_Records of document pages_
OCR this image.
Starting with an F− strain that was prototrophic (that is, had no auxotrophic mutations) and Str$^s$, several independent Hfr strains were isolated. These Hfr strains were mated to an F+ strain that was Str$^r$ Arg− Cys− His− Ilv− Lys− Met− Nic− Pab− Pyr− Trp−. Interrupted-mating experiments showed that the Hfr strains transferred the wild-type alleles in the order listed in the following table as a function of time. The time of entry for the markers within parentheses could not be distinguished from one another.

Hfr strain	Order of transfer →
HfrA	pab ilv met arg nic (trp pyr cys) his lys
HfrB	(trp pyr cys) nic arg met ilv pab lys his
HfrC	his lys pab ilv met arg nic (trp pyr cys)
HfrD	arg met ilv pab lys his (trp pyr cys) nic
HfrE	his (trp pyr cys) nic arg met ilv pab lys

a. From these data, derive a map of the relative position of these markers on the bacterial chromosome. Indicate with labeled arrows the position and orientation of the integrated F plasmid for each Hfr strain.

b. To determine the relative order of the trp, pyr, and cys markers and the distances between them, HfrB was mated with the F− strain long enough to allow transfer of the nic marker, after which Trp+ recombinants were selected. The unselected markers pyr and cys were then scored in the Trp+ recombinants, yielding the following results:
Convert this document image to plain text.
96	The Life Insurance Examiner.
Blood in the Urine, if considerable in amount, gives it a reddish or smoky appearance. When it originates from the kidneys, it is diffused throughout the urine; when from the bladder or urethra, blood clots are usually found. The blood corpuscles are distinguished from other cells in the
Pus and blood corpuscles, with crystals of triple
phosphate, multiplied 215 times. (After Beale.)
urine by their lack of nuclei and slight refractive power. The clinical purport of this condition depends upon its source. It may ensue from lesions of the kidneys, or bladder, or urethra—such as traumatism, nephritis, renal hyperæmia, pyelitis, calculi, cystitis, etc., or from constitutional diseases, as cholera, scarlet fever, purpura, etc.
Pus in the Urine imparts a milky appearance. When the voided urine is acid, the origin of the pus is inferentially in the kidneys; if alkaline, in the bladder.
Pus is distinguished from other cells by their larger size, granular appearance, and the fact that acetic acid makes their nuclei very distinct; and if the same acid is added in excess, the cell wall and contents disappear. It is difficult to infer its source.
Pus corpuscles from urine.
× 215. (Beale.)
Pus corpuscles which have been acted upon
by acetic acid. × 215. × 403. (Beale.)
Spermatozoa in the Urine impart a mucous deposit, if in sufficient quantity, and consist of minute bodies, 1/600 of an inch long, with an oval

_INSTRUCTIONS FOR THE TASK_
What's wanted is a faithful copy of each entry above.

_RESULT FOR THIS TASK_
OCR this image.
Starting with an F− strain that was prototrophic (that is, had no auxotrophic mutations) and Str$^s$, several independent Hfr strains were isolated. These Hfr strains were mated to an F+ strain that was Str$^r$ Arg− Cys− His− Ilv− Lys− Met− Nic− Pab− Pyr− Trp−. Interrupted-mating experiments showed that the Hfr strains transferred the wild-type alleles in the order listed in the following table as a function of time. The time of entry for the markers within parentheses could not be distinguished from one another.

Hfr strain	Order of transfer →
HfrA	pab ilv met arg nic (trp pyr cys) his lys
HfrB	(trp pyr cys) nic arg met ilv pab lys his
HfrC	his lys pab ilv met arg nic (trp pyr cys)
HfrD	arg met ilv pab lys his (trp pyr cys) nic
HfrE	his (trp pyr cys) nic arg met ilv pab lys

a. From these data, derive a map of the relative position of these markers on the bacterial chromosome. Indicate with labeled arrows the position and orientation of the integrated F plasmid for each Hfr strain.

b. To determine the relative order of the trp, pyr, and cys markers and the distances between them, HfrB was mated with the F− strain long enough to allow transfer of the nic marker, after which Trp+ recombinants were selected. The unselected markers pyr and cys were then scored in the Trp+ recombinants, yielding the following results:
Convert this document image to plain text.
96	The Life Insurance Examiner.
Blood in the Urine, if considerable in amount, gives it a reddish or smoky appearance. When it originates from the kidneys, it is diffused throughout the urine; when from the bladder or urethra, blood clots are usually found. The blood corpuscles are distinguished from other cells in the
Pus and blood corpuscles, with crystals of triple
phosphate, multiplied 215 times. (After Beale.)
urine by their lack of nuclei and slight refractive power. The clinical purport of this condition depends upon its source. It may ensue from lesions of the kidneys, or bladder, or urethra—such as traumatism, nephritis, renal hyperæmia, pyelitis, calculi, cystitis, etc., or from constitutional diseases, as cholera, scarlet fever, purpura, etc.
Pus in the Urine imparts a milky appearance. When the voided urine is acid, the origin of the pus is inferentially in the kidneys; if alkaline, in the bladder.
Pus is distinguished from other cells by their larger size, granular appearance, and the fact that acetic acid makes their nuclei very distinct; and if the same acid is added in excess, the cell wall and contents disappear. It is difficult to infer its source.
Pus corpuscles from urine.
× 215. (Beale.)
Pus corpuscles which have been acted upon
by acetic acid. × 215. × 403. (Beale.)
Spermatozoa in the Urine impart a mucous deposit, if in sufficient quantity, and consist of minute bodies, 1/600 of an inch long, with an oval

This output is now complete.